• **DIRECTIONS FOR THIS TASK**
Nothing in the data should change when you return it, but leave the pictures out.

• **MATERIAL FOR THIS TASK**

==============================

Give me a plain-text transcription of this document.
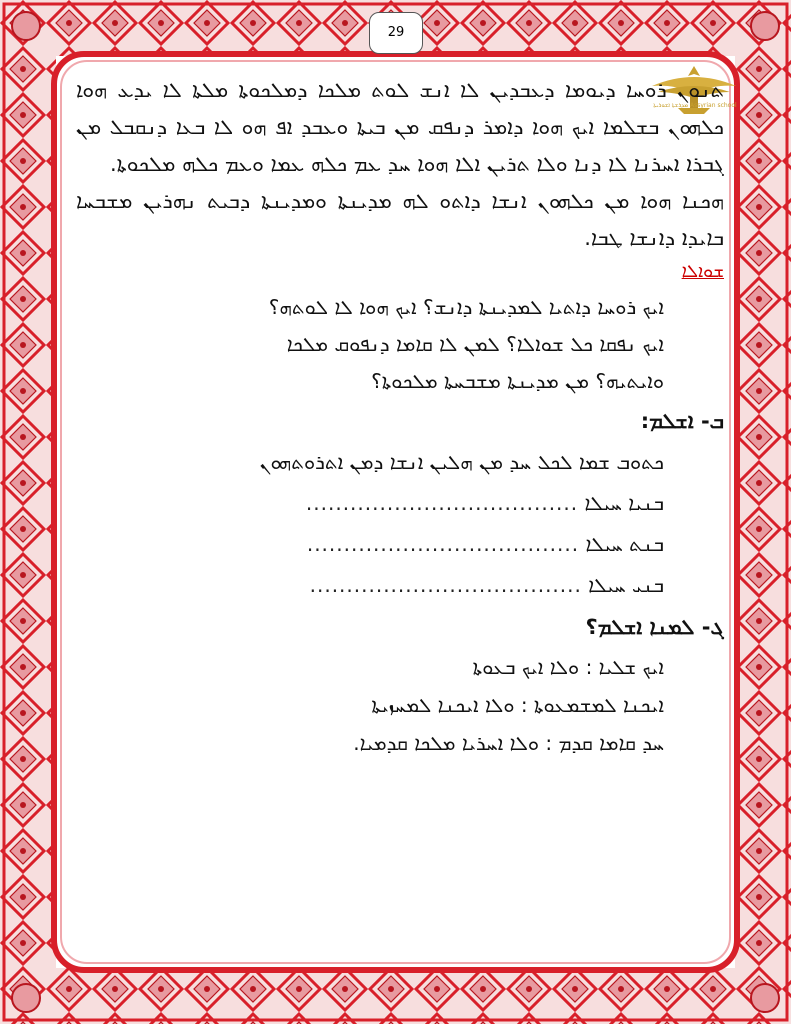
29
ܡܕܪܫܬܐ ܐܫܘܪܝܬܐ Assyrian school

ܬܢܘܢ ܪܘܚܐ ܕܝܘܡܐ ܕܥܒܕܝܢ ܠܐ ܐܢܫ ܠܘܬ ܡܠܟܐ ܕܡܠܟܘܬܐ ܡܠܬܐ ܠܐ ܝܕܥ ܗܘܐ ܟܠܗܘܢ ܒܫܠܡܐ ܐܝܟ ܗܘܐ ܕܐܡܪ ܕܢܦܩ ܡܢ ܒܝܬܐ ܘܥܒܕ ܐܦ ܗܘ ܠܐ ܒܥܐ ܕܢܩܒܠ ܡܢ ܓܒܪܐ ܐܚܪܢܐ ܠܐ ܕܢܐ ܘܠܐ ܬܪܝܢ ܐܠܐ ܗܘܐ ܚܕ ܥܡ ܟܠܗ ܥܡܐ ܘܥܡ ܟܠܗ ܡܠܟܘܬܐ.

ܗܟܢܐ ܗܘܐ ܡܢ ܟܠܗܘܢ ܐܢܫܐ ܕܐܬܘ ܠܗ ܡܕܝܢܬܐ ܘܡܕܝܢܬܐ ܕܒܝܬ ܢܗܪܝܢ ܡܫܒܚܐ ܒܐܝܕܐ ܕܐܢܫܐ ܛܒܐ.

ܫܘܐܠܐ

ܐܝܟ ܪܘܚܐ ܕܐܬܝܐ ܠܡܕܝܢܬܐ ܕܐܢܫ؟ ܐܝܟ ܗܘܐ ܠܐ ܠܘܬܗ؟

ܐܝܟ ܢܦܩܐ ܟܠ ܫܘܐܠܐ؟ ܠܡܢ ܠܐ ܩܐܡܐ ܕܢܦܘܩ ܡܠܟܐ

ܘܐܝܬܝܗ؟ ܡܢ ܡܕܝܢܬܐ ܡܫܒܚܬܐ ܡܠܟܘܬܐ؟

ܒ- ܐܫܠܡ:
ܟܬܘܒ ܫܡܐ ܠܟܠ ܚܕ ܡܢ ܗܠܝܢ ܐܢܫܐ ܕܡܢ ܐܬܪܘܬܗܘܢ
ܒܢܝܐ ܚܝܠܐ .....................................
ܒܢܬ ܚܝܠܐ .....................................
ܒܢܝ ܚܝܠܐ .....................................
ܓ- ܠܡܢܐ ܐܫܠܡ؟
ܐܝܟ ܫܠܝܐ : ܘܠܐ ܐܝܟ ܒܥܘܬܐ
ܐܝܟܢܐ ܠܡܫܡܥܘܬܐ : ܘܠܐ ܐܝܟܢܐ ܠܡܚܙܝܬܐ
ܚܕ ܩܐܡܐ ܩܕܡ : ܘܠܐ ܐܚܪܝܐ ܡܠܟܐ ܩܕܡܝܐ.
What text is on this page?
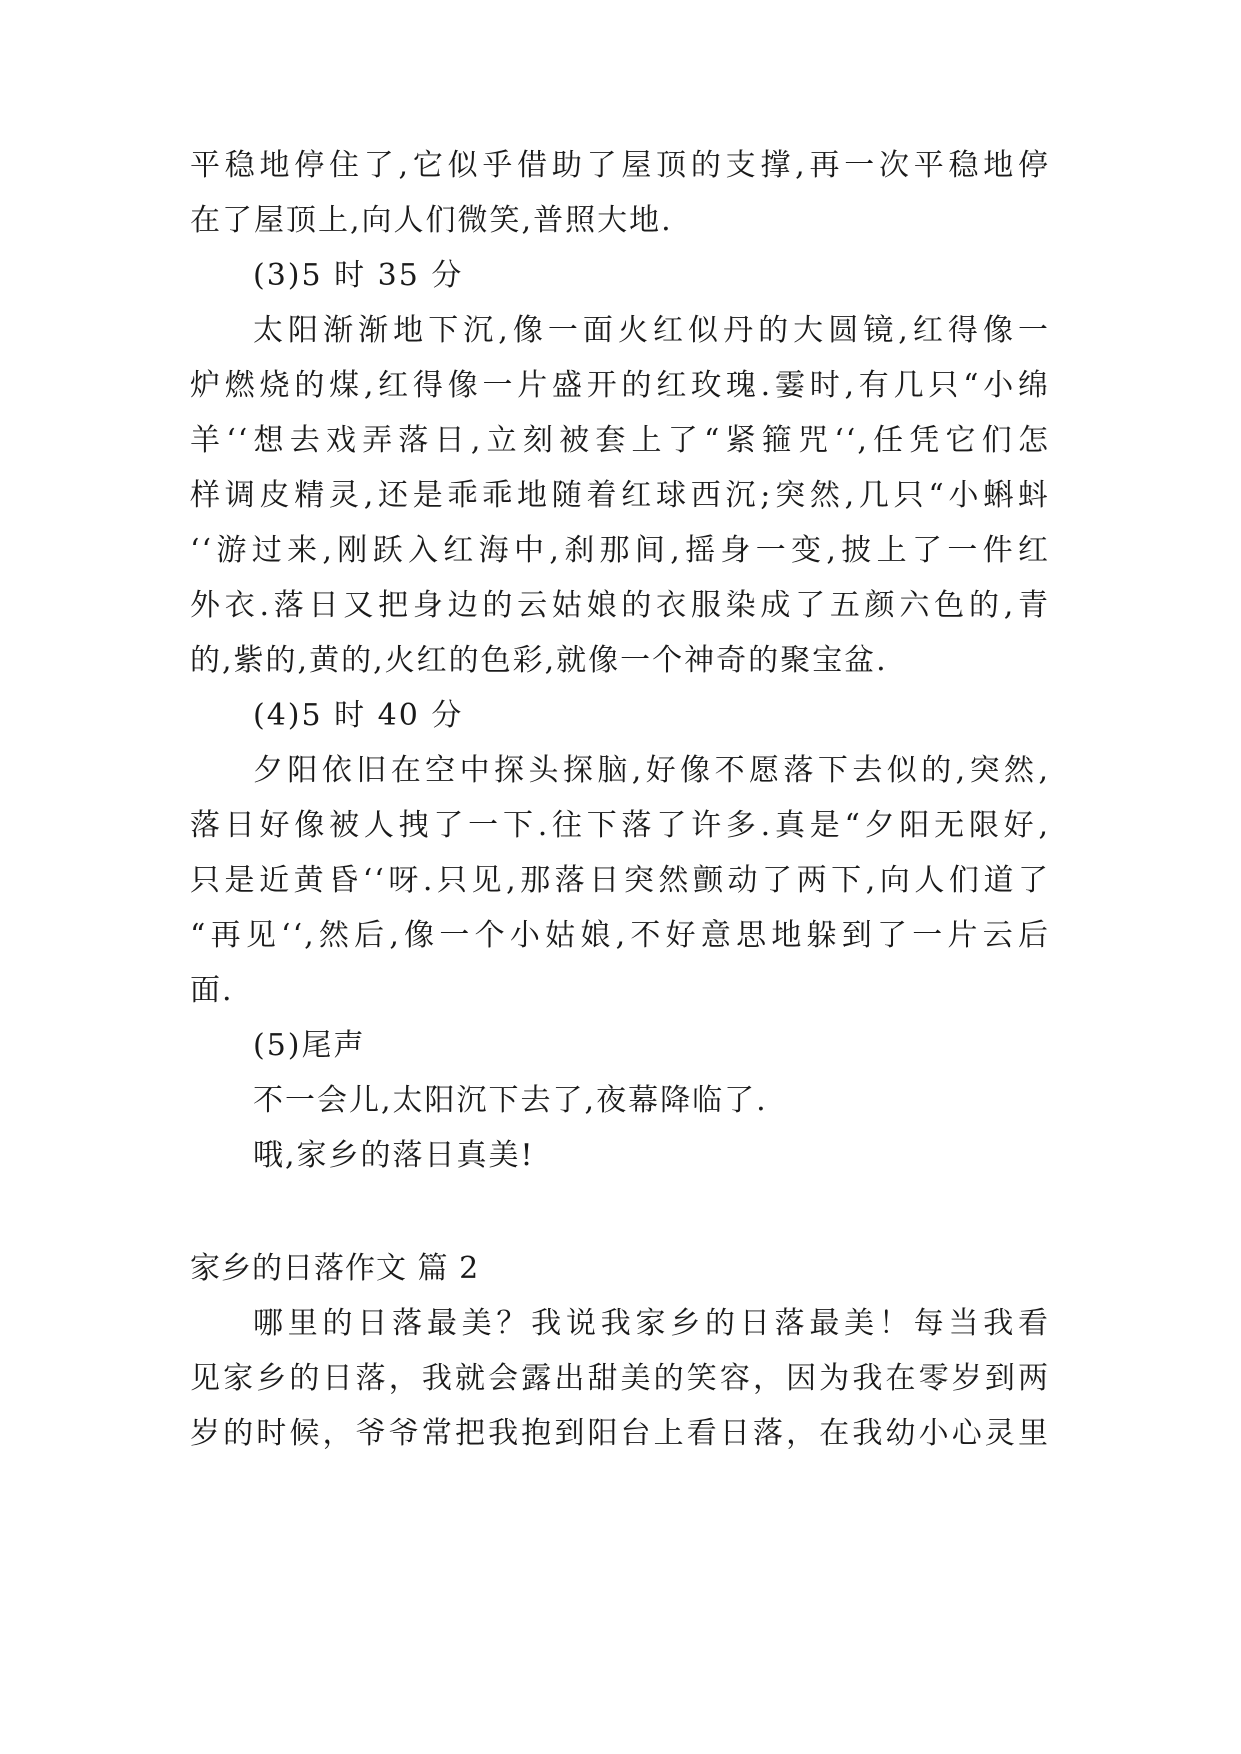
平稳地停住了,它似乎借助了屋顶的支撑,再一次平稳地停
在了屋顶上,向人们微笑,普照大地.
(3)5 时 35 分
太阳渐渐地下沉,像一面火红似丹的大圆镜,红得像一
炉燃烧的煤,红得像一片盛开的红玫瑰.霎时,有几只“小绵
羊‘‘想去戏弄落日,立刻被套上了“紧箍咒‘‘,任凭它们怎
样调皮精灵,还是乖乖地随着红球西沉;突然,几只“小蝌蚪
‘‘游过来,刚跃入红海中,刹那间,摇身一变,披上了一件红
外衣.落日又把身边的云姑娘的衣服染成了五颜六色的,青
的,紫的,黄的,火红的色彩,就像一个神奇的聚宝盆.
(4)5 时 40 分
夕阳依旧在空中探头探脑,好像不愿落下去似的,突然,
落日好像被人拽了一下.往下落了许多.真是“夕阳无限好,
只是近黄昏‘‘呀.只见,那落日突然颤动了两下,向人们道了
“再见‘‘,然后,像一个小姑娘,不好意思地躲到了一片云后
面.
(5)尾声
不一会儿,太阳沉下去了,夜幕降临了.
哦,家乡的落日真美!
家乡的日落作文 篇 2
哪里的日落最美？我说我家乡的日落最美！每当我看
见家乡的日落，我就会露出甜美的笑容，因为我在零岁到两
岁的时候，爷爷常把我抱到阳台上看日落，在我幼小心灵里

==============================

• **SOLUTION FOR THIS PROBLEM**
Give me a plain-text transcription of this document.
29
ܡܕܪܫܬܐ ܐܫܘܪܝܬܐ Assyrian school

ܬܢܘܢ ܪܘܚܐ ܕܝܘܡܐ ܕܥܒܕܝܢ ܠܐ ܐܢܫ ܠܘܬ ܡܠܟܐ ܕܡܠܟܘܬܐ ܡܠܬܐ ܠܐ ܝܕܥ ܗܘܐ ܟܠܗܘܢ ܒܫܠܡܐ ܐܝܟ ܗܘܐ ܕܐܡܪ ܕܢܦܩ ܡܢ ܒܝܬܐ ܘܥܒܕ ܐܦ ܗܘ ܠܐ ܒܥܐ ܕܢܩܒܠ ܡܢ ܓܒܪܐ ܐܚܪܢܐ ܠܐ ܕܢܐ ܘܠܐ ܬܪܝܢ ܐܠܐ ܗܘܐ ܚܕ ܥܡ ܟܠܗ ܥܡܐ ܘܥܡ ܟܠܗ ܡܠܟܘܬܐ.

ܗܟܢܐ ܗܘܐ ܡܢ ܟܠܗܘܢ ܐܢܫܐ ܕܐܬܘ ܠܗ ܡܕܝܢܬܐ ܘܡܕܝܢܬܐ ܕܒܝܬ ܢܗܪܝܢ ܡܫܒܚܐ ܒܐܝܕܐ ܕܐܢܫܐ ܛܒܐ.

ܫܘܐܠܐ

ܐܝܟ ܪܘܚܐ ܕܐܬܝܐ ܠܡܕܝܢܬܐ ܕܐܢܫ؟ ܐܝܟ ܗܘܐ ܠܐ ܠܘܬܗ؟

ܐܝܟ ܢܦܩܐ ܟܠ ܫܘܐܠܐ؟ ܠܡܢ ܠܐ ܩܐܡܐ ܕܢܦܘܩ ܡܠܟܐ

ܘܐܝܬܝܗ؟ ܡܢ ܡܕܝܢܬܐ ܡܫܒܚܬܐ ܡܠܟܘܬܐ؟

ܒ- ܐܫܠܡ:
ܟܬܘܒ ܫܡܐ ܠܟܠ ܚܕ ܡܢ ܗܠܝܢ ܐܢܫܐ ܕܡܢ ܐܬܪܘܬܗܘܢ
ܒܢܝܐ ܚܝܠܐ .....................................
ܒܢܬ ܚܝܠܐ .....................................
ܒܢܝ ܚܝܠܐ .....................................
ܓ- ܠܡܢܐ ܐܫܠܡ؟
ܐܝܟ ܫܠܝܐ : ܘܠܐ ܐܝܟ ܒܥܘܬܐ
ܐܝܟܢܐ ܠܡܫܡܥܘܬܐ : ܘܠܐ ܐܝܟܢܐ ܠܡܚܙܝܬܐ
ܚܕ ܩܐܡܐ ܩܕܡ : ܘܠܐ ܐܚܪܝܐ ܡܠܟܐ ܩܕܡܝܐ.
What text is on this page?
平稳地停住了,它似乎借助了屋顶的支撑,再一次平稳地停
在了屋顶上,向人们微笑,普照大地.
(3)5 时 35 分
太阳渐渐地下沉,像一面火红似丹的大圆镜,红得像一
炉燃烧的煤,红得像一片盛开的红玫瑰.霎时,有几只“小绵
羊‘‘想去戏弄落日,立刻被套上了“紧箍咒‘‘,任凭它们怎
样调皮精灵,还是乖乖地随着红球西沉;突然,几只“小蝌蚪
‘‘游过来,刚跃入红海中,刹那间,摇身一变,披上了一件红
外衣.落日又把身边的云姑娘的衣服染成了五颜六色的,青
的,紫的,黄的,火红的色彩,就像一个神奇的聚宝盆.
(4)5 时 40 分
夕阳依旧在空中探头探脑,好像不愿落下去似的,突然,
落日好像被人拽了一下.往下落了许多.真是“夕阳无限好,
只是近黄昏‘‘呀.只见,那落日突然颤动了两下,向人们道了
“再见‘‘,然后,像一个小姑娘,不好意思地躲到了一片云后
面.
(5)尾声
不一会儿,太阳沉下去了,夜幕降临了.
哦,家乡的落日真美!
家乡的日落作文 篇 2
哪里的日落最美？我说我家乡的日落最美！每当我看
见家乡的日落，我就会露出甜美的笑容，因为我在零岁到两
岁的时候，爷爷常把我抱到阳台上看日落，在我幼小心灵里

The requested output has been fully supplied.